* Data to process *
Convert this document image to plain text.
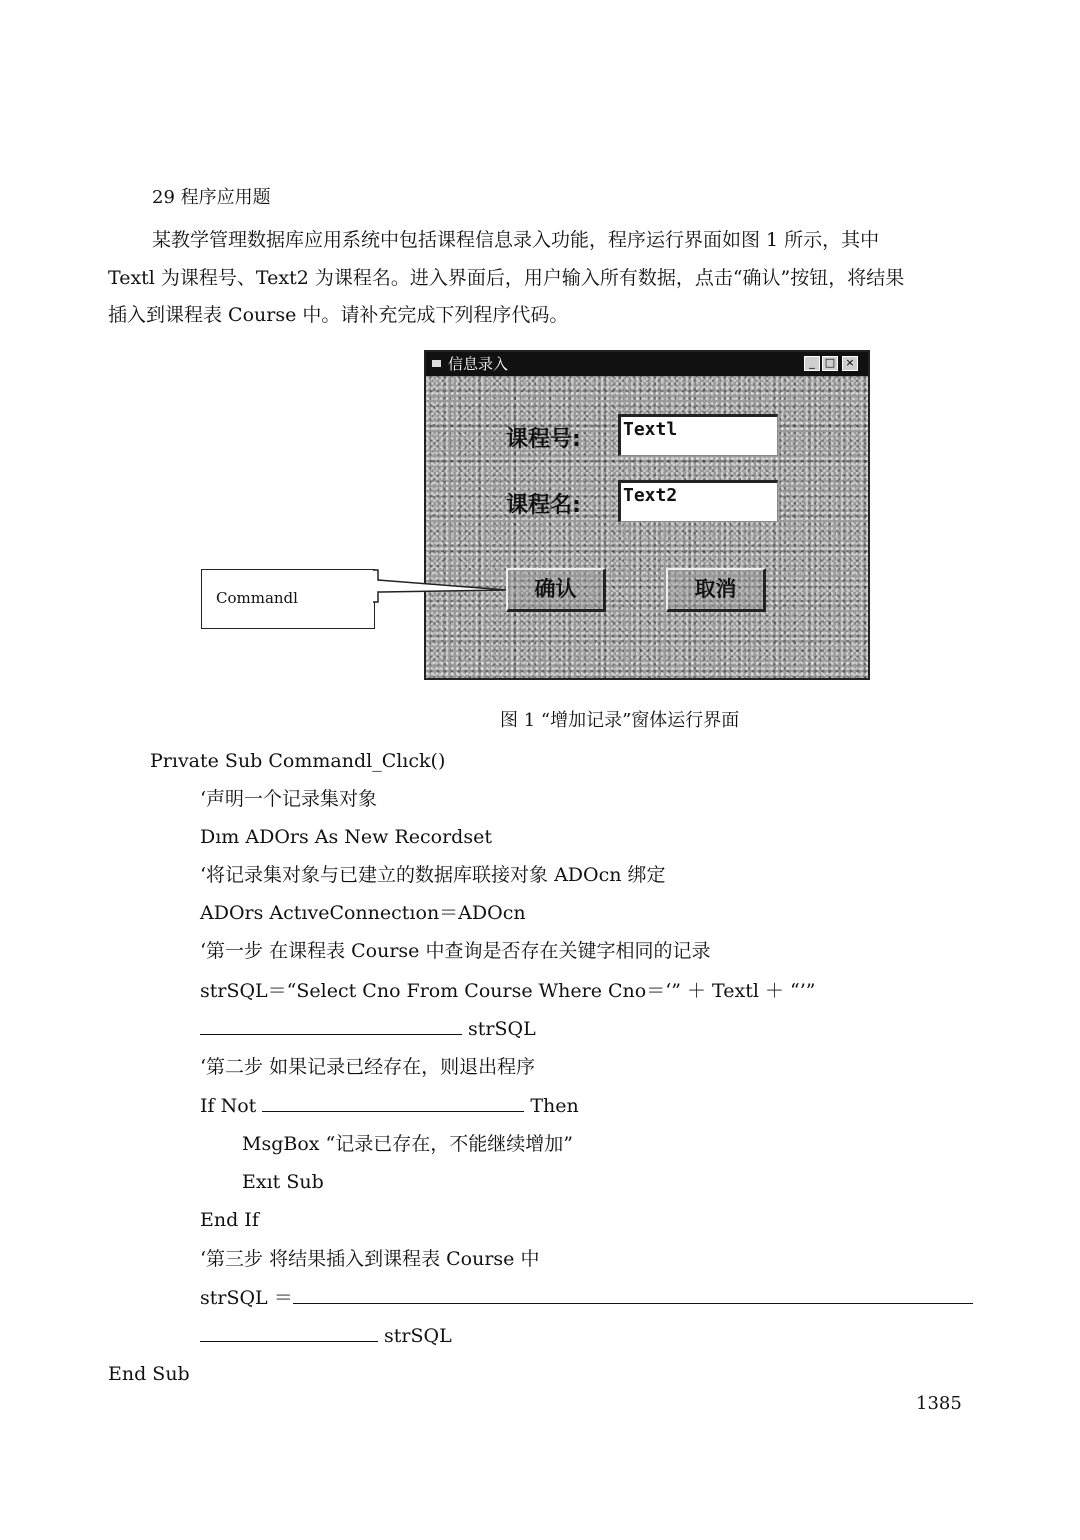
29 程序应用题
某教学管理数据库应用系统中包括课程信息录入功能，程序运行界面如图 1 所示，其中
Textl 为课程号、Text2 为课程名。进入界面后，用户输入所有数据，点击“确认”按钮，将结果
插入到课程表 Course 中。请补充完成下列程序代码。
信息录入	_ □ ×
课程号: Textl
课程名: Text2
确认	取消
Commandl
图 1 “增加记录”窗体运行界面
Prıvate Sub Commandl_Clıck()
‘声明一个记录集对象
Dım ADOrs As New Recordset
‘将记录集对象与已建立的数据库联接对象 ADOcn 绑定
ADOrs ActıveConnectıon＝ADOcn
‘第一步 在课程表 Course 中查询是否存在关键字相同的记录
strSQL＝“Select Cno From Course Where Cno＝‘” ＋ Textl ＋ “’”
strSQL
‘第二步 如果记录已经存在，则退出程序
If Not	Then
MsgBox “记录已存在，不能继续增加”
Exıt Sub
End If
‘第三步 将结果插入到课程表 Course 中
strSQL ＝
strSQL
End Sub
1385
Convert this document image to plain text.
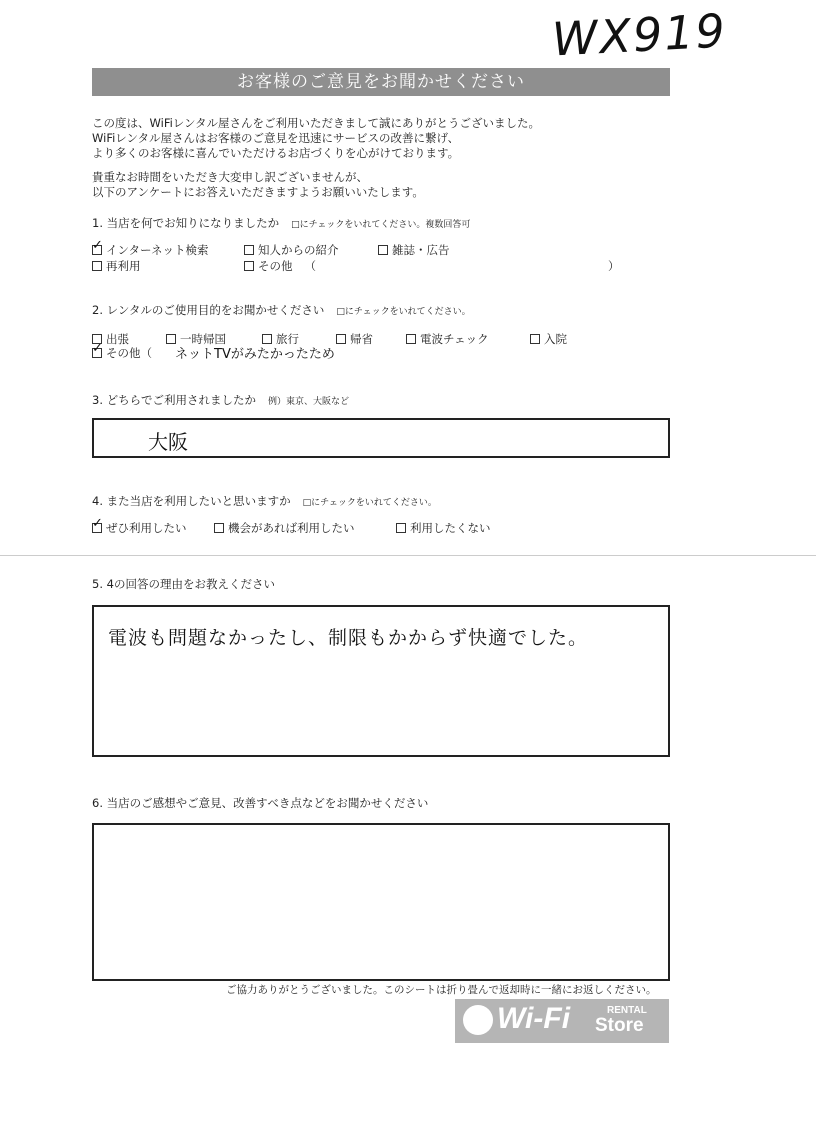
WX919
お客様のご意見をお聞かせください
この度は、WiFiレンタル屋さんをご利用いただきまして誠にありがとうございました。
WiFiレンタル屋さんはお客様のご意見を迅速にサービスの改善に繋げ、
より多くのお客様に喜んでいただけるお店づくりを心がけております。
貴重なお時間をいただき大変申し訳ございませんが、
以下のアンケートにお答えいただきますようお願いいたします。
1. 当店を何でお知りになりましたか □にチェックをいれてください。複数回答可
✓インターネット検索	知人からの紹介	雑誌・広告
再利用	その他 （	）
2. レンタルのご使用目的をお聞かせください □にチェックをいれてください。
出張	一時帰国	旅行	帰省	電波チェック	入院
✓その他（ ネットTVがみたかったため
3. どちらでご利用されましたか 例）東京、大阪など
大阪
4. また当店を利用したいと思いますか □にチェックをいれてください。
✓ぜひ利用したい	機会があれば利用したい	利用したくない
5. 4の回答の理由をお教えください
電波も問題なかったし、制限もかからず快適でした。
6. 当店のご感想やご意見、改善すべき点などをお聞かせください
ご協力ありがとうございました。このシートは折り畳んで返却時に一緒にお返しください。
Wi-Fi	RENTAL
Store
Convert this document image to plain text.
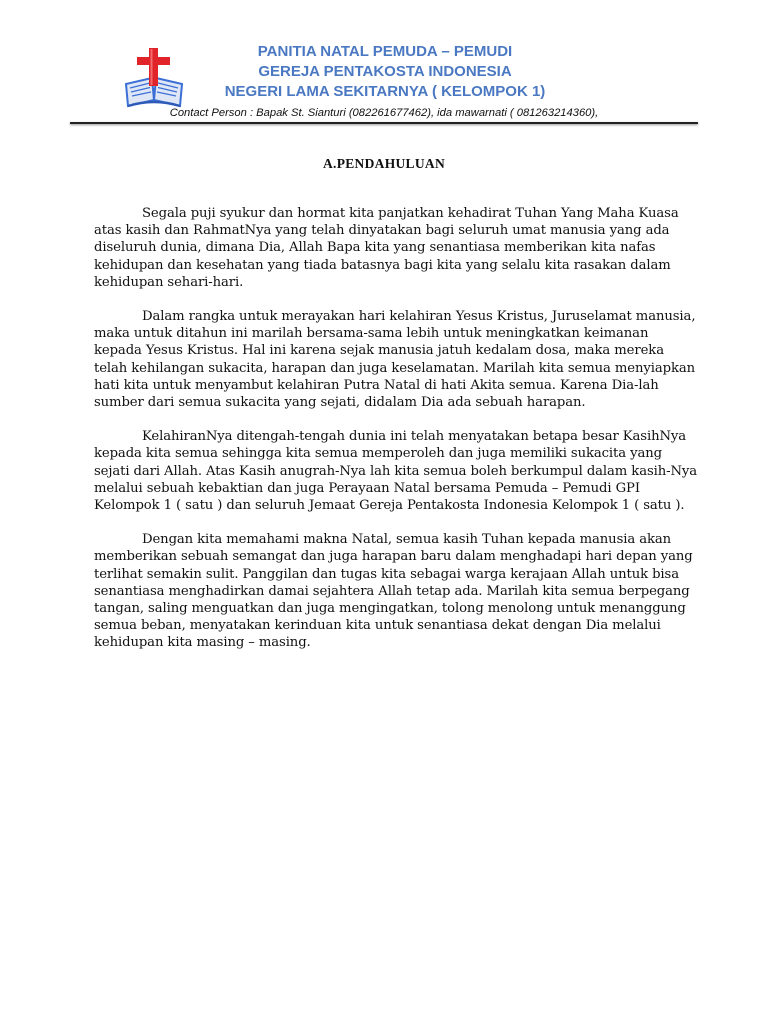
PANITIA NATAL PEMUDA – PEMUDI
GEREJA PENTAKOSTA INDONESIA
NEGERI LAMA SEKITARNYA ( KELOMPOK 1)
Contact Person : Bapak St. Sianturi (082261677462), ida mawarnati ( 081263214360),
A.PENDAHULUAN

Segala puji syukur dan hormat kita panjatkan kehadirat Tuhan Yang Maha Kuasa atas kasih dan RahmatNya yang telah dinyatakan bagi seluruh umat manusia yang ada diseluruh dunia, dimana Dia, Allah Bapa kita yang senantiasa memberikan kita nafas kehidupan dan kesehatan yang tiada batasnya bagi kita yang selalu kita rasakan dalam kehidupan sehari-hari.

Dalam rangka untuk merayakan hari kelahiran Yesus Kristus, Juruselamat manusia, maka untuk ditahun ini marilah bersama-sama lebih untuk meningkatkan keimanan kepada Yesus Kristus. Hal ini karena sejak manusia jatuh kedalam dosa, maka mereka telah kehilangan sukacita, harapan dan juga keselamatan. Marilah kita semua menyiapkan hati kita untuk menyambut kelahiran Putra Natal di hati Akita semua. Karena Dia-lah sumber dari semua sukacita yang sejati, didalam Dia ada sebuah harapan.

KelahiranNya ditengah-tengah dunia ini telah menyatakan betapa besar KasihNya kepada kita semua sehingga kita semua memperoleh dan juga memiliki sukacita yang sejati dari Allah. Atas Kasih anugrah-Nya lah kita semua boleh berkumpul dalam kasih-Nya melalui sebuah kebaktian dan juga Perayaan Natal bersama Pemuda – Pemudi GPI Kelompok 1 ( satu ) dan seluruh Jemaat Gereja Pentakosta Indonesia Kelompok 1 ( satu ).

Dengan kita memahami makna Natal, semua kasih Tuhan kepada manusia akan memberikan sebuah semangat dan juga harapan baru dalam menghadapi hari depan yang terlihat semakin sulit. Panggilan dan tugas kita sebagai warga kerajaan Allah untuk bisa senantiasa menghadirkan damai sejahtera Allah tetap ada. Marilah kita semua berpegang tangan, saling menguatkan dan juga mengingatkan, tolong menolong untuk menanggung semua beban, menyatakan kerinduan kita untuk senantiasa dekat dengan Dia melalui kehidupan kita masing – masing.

* What this task involves *
Find every line in the records that contains the word "にチェックをいれてください"; copy those lines.

* Completed task *
1. 当店を何でお知りになりましたか □にチェックをいれてください。複数回答可
2. レンタルのご使用目的をお聞かせください □にチェックをいれてください。
4. また当店を利用したいと思いますか □にチェックをいれてください。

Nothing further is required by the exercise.